--- What is being asked ---
Copy out the complete listing, word for word.

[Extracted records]
>>
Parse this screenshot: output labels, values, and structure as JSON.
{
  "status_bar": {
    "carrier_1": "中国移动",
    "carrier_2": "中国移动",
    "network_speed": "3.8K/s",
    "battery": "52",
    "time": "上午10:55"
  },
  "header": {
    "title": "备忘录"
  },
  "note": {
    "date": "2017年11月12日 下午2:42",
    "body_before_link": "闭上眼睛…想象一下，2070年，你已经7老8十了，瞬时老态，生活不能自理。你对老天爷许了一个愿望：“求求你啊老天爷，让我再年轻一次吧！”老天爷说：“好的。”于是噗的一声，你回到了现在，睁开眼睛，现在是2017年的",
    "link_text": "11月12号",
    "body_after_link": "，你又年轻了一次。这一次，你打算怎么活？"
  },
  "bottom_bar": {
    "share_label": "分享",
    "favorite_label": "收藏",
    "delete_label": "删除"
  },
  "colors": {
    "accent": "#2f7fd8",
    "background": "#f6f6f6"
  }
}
<<
--- Result for this exercise ---
Parse this screenshot: output labels, values, and structure as JSON.
{
  "status_bar": {
    "carrier_1": "中国移动",
    "carrier_2": "中国移动",
    "network_speed": "3.8K/s",
    "battery": "52",
    "time": "上午10:55"
  },
  "header": {
    "title": "备忘录"
  },
  "note": {
    "date": "2017年11月12日 下午2:42",
    "body_before_link": "闭上眼睛…想象一下，2070年，你已经7老8十了，瞬时老态，生活不能自理。你对老天爷许了一个愿望：“求求你啊老天爷，让我再年轻一次吧！”老天爷说：“好的。”于是噗的一声，你回到了现在，睁开眼睛，现在是2017年的",
    "link_text": "11月12号",
    "body_after_link": "，你又年轻了一次。这一次，你打算怎么活？"
  },
  "bottom_bar": {
    "share_label": "分享",
    "favorite_label": "收藏",
    "delete_label": "删除"
  },
  "colors": {
    "accent": "#2f7fd8",
    "background": "#f6f6f6"
  }
}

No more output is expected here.